Sheety, for instance, is an evaporative sheet former that uses heat and wind to transform the bioplastic solution into flat sheets of material. These can then be glued together using the liquid form of the bioplastic.
Vaccy, on the other hand, is a steam-heated vacuum former. The bioplastic sheets can be formed into moulded packaging, taking on the shape of whatever object is put in the vacuum former.
The Dippy machine is a heated dip moulder comprising two solid metal elements attached to a heat source, which are dipped in the liquid material and left to dry, forming 3D vessels like cups and containers.
The versatility of the material also enabled the designers to achieve different material properties by adjusting the ratios of the base ingredients. This meant they could control the stiffness, flexibility and optical clarity of the material, as well as its thickness.
Once dried into one of its three different forms, the material can later be turned back into the original bioplastic solution, making it infinitely recyclable.
This can be done using the Drippy hydro-recycler machine, which drips a liquid solution of water and vinegar into a cup containing scraps of the dried bioplastic, gradually turning it back into its liquid form.
Alternatively, it can be poured onto soil in its liquid form as a natural, non-polluting fertiliser.
The group hope that by developing their own manufacturing methods that are tailored to how the material behaves, the bioplastic will be more easily accessible and therefore more widely adopted by other designers. This in turn will help to achieve a more circular economy.
“By designing scalable manufacturing processes, applications tailored to the material, and eco-positive waste streams, we believe we can demonstrate how chitosan bioplastic could become a viable alternative for many of the plastic products we use today,” they said.
In a similar project, Chile-based designer Margarita Talep created a sustainable, biodegradable alternative to single-use packaging using raw material extracted from algae.

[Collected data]
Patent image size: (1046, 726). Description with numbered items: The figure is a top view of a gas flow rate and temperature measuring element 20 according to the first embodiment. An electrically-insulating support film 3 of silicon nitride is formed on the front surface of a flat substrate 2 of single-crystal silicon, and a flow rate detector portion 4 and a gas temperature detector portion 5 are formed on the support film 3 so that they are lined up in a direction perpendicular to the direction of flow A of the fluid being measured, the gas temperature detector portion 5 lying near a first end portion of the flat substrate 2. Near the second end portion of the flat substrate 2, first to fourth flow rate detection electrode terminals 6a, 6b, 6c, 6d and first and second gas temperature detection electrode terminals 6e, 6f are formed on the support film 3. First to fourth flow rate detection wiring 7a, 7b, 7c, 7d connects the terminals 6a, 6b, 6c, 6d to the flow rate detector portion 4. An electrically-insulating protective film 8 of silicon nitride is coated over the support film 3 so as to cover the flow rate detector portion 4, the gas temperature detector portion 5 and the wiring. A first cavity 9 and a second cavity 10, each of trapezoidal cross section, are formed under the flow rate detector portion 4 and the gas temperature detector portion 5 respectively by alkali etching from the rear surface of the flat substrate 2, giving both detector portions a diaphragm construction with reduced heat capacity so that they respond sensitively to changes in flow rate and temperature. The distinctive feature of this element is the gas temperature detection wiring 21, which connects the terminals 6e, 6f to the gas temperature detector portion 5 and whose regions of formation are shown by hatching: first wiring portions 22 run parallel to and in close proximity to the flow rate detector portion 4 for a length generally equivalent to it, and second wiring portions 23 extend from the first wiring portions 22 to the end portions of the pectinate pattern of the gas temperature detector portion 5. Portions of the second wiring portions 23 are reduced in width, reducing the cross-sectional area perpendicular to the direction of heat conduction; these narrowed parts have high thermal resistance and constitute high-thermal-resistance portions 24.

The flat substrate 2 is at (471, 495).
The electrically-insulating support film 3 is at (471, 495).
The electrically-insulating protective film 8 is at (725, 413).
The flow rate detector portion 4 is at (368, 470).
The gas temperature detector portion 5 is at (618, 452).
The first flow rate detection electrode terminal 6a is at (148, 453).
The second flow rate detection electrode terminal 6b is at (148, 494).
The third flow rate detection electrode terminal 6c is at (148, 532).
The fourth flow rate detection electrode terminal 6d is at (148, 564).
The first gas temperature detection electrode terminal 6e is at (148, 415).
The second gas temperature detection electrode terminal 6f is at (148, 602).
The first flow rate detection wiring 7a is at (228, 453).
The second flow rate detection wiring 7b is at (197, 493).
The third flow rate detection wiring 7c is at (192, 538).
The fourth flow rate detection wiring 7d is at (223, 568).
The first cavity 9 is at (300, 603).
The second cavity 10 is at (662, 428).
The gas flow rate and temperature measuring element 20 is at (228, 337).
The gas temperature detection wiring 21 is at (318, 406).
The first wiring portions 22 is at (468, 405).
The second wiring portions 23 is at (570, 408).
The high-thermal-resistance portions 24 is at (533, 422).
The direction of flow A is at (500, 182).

- [Exercises]
1) Summarize the bioplastic text in two sentences.
2) According to the bioplastic text, why did the group develop their own manufacturing methods tailored to how the material behaves?

- [Responses to the exercise]
1) Machines shape a chitosan bioplastic solution into flat sheets, molded packaging and 3D vessels, and adjusting the ratios of the base ingredients controls the material's stiffness, flexibility, optical clarity and thickness. The dried material can be turned back into liquid with a water-and-vinegar recycler or poured onto soil as fertilizer, and the designers hope their tailored methods will make it a viable alternative to many plastic products.

2) They hope these methods will make the bioplastic more easily accessible and therefore more widely adopted by other designers. This, in turn, will help achieve a more circular economy.